* Begin DATASET ENTRIES *
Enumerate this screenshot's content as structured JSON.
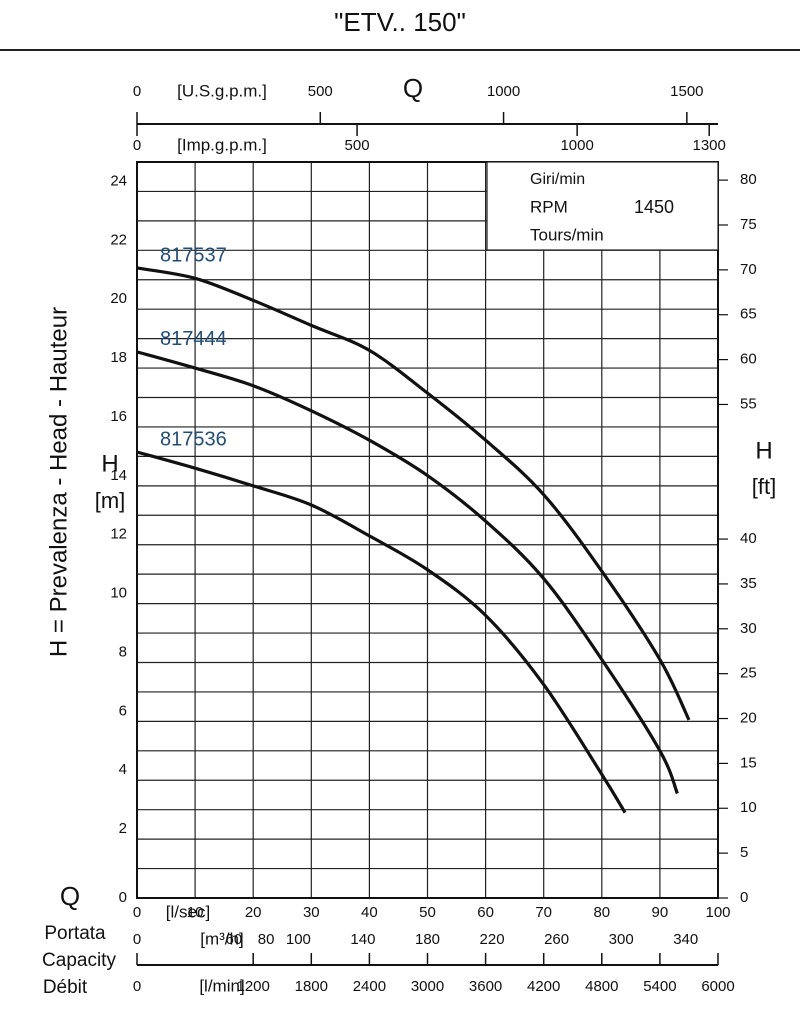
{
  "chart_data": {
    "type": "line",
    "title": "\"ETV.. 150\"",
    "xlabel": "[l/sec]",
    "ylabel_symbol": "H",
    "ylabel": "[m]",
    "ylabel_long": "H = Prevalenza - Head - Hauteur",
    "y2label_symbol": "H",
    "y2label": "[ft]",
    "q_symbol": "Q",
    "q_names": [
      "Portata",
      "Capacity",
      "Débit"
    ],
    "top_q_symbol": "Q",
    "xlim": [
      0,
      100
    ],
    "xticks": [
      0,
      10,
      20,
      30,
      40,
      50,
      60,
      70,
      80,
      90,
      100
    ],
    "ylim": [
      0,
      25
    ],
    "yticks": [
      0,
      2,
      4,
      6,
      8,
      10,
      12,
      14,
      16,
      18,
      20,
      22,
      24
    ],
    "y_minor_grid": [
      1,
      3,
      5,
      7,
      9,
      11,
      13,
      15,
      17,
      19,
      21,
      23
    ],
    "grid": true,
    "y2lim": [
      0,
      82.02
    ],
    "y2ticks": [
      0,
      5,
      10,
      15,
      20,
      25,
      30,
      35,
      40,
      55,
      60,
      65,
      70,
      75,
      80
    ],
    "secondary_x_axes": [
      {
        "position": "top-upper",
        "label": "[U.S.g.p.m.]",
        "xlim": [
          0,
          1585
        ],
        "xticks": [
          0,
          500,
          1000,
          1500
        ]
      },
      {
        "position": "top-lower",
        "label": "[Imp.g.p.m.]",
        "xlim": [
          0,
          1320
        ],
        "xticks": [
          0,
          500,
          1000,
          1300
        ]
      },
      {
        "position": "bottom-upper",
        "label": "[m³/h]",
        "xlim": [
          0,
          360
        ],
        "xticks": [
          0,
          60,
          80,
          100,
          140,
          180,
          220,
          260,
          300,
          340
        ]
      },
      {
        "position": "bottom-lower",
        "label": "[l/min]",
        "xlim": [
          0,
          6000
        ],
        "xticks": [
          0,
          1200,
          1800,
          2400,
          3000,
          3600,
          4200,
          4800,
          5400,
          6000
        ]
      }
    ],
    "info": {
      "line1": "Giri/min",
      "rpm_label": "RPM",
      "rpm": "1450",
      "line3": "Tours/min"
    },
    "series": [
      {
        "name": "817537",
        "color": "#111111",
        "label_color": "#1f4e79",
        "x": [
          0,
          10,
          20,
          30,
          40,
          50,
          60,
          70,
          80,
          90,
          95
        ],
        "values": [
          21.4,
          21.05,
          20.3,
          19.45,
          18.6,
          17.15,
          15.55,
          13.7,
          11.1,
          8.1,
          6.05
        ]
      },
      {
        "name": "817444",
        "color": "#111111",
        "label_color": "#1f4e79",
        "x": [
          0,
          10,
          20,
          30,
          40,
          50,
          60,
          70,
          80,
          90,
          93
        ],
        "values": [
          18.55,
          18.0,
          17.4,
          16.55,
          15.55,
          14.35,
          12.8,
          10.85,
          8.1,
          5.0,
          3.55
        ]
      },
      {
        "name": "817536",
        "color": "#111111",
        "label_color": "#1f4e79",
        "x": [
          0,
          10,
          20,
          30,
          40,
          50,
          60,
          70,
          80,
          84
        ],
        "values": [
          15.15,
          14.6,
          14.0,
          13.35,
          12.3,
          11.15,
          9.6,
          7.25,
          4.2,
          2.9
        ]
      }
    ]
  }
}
* End DATASET ENTRIES *
_EXERCISE DIRECTIONS:_ All entries must be written out again exactly as given, with no pictures in the copy.

_FINAL ANSWER:_
Enumerate this screenshot's content as structured JSON.
{
  "chart_data": {
    "type": "line",
    "title": "\"ETV.. 150\"",
    "xlabel": "[l/sec]",
    "ylabel_symbol": "H",
    "ylabel": "[m]",
    "ylabel_long": "H = Prevalenza - Head - Hauteur",
    "y2label_symbol": "H",
    "y2label": "[ft]",
    "q_symbol": "Q",
    "q_names": [
      "Portata",
      "Capacity",
      "Débit"
    ],
    "top_q_symbol": "Q",
    "xlim": [
      0,
      100
    ],
    "xticks": [
      0,
      10,
      20,
      30,
      40,
      50,
      60,
      70,
      80,
      90,
      100
    ],
    "ylim": [
      0,
      25
    ],
    "yticks": [
      0,
      2,
      4,
      6,
      8,
      10,
      12,
      14,
      16,
      18,
      20,
      22,
      24
    ],
    "y_minor_grid": [
      1,
      3,
      5,
      7,
      9,
      11,
      13,
      15,
      17,
      19,
      21,
      23
    ],
    "grid": true,
    "y2lim": [
      0,
      82.02
    ],
    "y2ticks": [
      0,
      5,
      10,
      15,
      20,
      25,
      30,
      35,
      40,
      55,
      60,
      65,
      70,
      75,
      80
    ],
    "secondary_x_axes": [
      {
        "position": "top-upper",
        "label": "[U.S.g.p.m.]",
        "xlim": [
          0,
          1585
        ],
        "xticks": [
          0,
          500,
          1000,
          1500
        ]
      },
      {
        "position": "top-lower",
        "label": "[Imp.g.p.m.]",
        "xlim": [
          0,
          1320
        ],
        "xticks": [
          0,
          500,
          1000,
          1300
        ]
      },
      {
        "position": "bottom-upper",
        "label": "[m³/h]",
        "xlim": [
          0,
          360
        ],
        "xticks": [
          0,
          60,
          80,
          100,
          140,
          180,
          220,
          260,
          300,
          340
        ]
      },
      {
        "position": "bottom-lower",
        "label": "[l/min]",
        "xlim": [
          0,
          6000
        ],
        "xticks": [
          0,
          1200,
          1800,
          2400,
          3000,
          3600,
          4200,
          4800,
          5400,
          6000
        ]
      }
    ],
    "info": {
      "line1": "Giri/min",
      "rpm_label": "RPM",
      "rpm": "1450",
      "line3": "Tours/min"
    },
    "series": [
      {
        "name": "817537",
        "color": "#111111",
        "label_color": "#1f4e79",
        "x": [
          0,
          10,
          20,
          30,
          40,
          50,
          60,
          70,
          80,
          90,
          95
        ],
        "values": [
          21.4,
          21.05,
          20.3,
          19.45,
          18.6,
          17.15,
          15.55,
          13.7,
          11.1,
          8.1,
          6.05
        ]
      },
      {
        "name": "817444",
        "color": "#111111",
        "label_color": "#1f4e79",
        "x": [
          0,
          10,
          20,
          30,
          40,
          50,
          60,
          70,
          80,
          90,
          93
        ],
        "values": [
          18.55,
          18.0,
          17.4,
          16.55,
          15.55,
          14.35,
          12.8,
          10.85,
          8.1,
          5.0,
          3.55
        ]
      },
      {
        "name": "817536",
        "color": "#111111",
        "label_color": "#1f4e79",
        "x": [
          0,
          10,
          20,
          30,
          40,
          50,
          60,
          70,
          80,
          84
        ],
        "values": [
          15.15,
          14.6,
          14.0,
          13.35,
          12.3,
          11.15,
          9.6,
          7.25,
          4.2,
          2.9
        ]
      }
    ]
  }
}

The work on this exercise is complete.